__WHAT TO DO__: How many lines in the entries below include the string "Teddy"? Answer with the number only.

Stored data
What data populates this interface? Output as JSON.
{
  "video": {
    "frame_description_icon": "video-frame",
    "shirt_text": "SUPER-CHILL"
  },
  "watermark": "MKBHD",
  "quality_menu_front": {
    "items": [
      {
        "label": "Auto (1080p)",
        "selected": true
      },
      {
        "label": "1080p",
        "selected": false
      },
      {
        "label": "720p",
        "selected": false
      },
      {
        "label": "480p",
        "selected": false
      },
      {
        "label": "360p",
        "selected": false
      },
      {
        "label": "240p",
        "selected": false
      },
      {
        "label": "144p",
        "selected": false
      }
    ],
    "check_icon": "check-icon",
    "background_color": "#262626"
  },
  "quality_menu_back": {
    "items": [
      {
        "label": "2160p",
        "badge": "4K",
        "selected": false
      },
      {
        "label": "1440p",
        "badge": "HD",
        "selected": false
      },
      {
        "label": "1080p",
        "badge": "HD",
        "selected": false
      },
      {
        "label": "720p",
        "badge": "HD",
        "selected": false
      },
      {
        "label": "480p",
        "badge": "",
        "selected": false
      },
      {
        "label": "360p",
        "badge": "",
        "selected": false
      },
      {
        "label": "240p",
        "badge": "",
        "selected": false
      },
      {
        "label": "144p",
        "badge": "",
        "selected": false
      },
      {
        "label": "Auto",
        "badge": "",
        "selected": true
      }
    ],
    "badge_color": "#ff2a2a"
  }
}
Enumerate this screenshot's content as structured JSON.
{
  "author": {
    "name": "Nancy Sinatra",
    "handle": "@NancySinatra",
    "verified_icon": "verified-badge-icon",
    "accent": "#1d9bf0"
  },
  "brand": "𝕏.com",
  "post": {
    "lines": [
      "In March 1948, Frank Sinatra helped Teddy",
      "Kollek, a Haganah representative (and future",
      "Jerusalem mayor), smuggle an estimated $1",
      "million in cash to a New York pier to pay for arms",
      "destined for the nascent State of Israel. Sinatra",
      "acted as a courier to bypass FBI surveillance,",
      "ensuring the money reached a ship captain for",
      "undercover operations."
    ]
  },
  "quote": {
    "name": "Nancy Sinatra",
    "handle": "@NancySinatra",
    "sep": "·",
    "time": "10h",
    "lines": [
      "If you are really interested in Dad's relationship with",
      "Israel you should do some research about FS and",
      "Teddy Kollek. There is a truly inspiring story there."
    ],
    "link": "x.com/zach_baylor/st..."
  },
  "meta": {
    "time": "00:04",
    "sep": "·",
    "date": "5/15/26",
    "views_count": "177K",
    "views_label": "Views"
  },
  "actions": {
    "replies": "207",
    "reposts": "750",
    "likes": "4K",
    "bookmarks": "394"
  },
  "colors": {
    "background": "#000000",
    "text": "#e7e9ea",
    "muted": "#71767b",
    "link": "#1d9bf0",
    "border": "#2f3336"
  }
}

__COMPLETED EXERCISE__: 2